Written exercise: Where a line contains the string "COTSWOLDS", copy that line.

Stored dataset items:
===============

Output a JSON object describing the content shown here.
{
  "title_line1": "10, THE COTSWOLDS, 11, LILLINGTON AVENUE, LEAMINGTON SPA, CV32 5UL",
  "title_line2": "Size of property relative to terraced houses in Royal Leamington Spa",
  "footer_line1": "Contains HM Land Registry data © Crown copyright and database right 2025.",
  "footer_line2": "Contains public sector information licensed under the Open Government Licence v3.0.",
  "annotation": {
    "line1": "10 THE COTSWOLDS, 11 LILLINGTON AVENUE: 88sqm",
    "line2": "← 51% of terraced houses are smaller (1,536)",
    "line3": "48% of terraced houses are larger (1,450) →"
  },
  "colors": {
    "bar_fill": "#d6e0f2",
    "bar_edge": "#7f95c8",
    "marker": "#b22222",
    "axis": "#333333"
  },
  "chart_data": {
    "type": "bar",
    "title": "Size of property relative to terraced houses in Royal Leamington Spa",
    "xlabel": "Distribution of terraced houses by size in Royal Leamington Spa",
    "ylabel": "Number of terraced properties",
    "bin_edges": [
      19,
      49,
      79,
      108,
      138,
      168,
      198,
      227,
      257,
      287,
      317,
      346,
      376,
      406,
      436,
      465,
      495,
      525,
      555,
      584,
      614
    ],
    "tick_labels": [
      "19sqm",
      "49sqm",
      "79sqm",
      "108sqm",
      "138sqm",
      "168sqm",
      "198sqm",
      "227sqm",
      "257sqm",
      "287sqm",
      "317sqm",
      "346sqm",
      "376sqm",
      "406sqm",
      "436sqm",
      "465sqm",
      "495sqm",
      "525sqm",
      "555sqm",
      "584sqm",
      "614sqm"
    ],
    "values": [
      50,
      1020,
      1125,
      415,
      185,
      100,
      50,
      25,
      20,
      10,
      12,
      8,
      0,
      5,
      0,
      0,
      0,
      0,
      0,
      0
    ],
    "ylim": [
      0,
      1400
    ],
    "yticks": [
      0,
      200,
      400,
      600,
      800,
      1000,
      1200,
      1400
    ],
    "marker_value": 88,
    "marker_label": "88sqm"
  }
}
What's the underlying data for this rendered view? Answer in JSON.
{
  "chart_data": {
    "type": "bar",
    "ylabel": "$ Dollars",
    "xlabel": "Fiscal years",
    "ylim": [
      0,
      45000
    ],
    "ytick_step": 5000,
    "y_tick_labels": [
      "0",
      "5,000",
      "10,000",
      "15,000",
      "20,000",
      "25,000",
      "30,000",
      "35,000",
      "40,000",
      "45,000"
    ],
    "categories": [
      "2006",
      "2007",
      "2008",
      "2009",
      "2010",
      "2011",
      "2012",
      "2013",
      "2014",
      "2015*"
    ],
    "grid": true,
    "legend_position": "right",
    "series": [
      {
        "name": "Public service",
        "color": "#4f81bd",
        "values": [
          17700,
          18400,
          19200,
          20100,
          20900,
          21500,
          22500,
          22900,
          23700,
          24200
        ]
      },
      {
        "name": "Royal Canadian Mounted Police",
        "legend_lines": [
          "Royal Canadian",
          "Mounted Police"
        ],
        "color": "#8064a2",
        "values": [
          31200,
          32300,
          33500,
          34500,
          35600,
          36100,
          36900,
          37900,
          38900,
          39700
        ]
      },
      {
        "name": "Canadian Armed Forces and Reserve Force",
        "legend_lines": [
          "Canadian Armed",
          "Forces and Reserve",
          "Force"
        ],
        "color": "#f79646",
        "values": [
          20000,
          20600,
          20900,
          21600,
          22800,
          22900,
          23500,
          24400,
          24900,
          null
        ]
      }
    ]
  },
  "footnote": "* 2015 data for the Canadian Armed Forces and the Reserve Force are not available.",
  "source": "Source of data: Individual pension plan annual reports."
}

===============

Complete output:
  "title_line1": "10, THE COTSWOLDS, 11, LILLINGTON AVENUE, LEAMINGTON SPA, CV32 5UL",
    "line1": "10 THE COTSWOLDS, 11 LILLINGTON AVENUE: 88sqm",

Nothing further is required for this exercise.